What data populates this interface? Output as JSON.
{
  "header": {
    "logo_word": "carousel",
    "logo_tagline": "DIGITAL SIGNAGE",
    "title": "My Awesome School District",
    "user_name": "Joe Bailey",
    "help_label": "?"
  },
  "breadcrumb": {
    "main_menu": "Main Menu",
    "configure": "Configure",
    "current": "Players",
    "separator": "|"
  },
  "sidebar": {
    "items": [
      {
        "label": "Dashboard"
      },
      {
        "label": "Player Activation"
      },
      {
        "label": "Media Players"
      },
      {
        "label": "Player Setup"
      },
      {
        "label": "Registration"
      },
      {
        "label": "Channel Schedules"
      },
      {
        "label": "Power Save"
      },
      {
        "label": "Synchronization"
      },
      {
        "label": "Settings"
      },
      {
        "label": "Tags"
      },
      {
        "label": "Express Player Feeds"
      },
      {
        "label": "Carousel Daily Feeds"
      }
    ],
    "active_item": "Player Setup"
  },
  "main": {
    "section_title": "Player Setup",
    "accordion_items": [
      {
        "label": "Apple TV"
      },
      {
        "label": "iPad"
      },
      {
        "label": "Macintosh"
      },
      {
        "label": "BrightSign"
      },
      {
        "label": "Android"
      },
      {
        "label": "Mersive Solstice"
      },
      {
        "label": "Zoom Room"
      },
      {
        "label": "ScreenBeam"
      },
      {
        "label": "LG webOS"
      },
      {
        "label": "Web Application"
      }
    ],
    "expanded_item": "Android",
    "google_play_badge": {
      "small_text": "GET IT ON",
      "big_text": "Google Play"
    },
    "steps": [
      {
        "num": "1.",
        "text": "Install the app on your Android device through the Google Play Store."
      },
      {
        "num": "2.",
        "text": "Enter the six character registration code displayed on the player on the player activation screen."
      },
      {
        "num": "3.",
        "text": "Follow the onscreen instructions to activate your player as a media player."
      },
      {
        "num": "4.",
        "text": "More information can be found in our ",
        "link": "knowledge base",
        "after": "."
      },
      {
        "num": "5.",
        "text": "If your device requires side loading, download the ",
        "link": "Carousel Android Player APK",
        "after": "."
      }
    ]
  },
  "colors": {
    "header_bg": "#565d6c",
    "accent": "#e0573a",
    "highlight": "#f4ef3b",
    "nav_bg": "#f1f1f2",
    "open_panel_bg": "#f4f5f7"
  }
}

════

§ Problem to work on
Find the lines containing "Players" and list every one of them.

§ Response
    "current": "Players",
        "label": "Media Players"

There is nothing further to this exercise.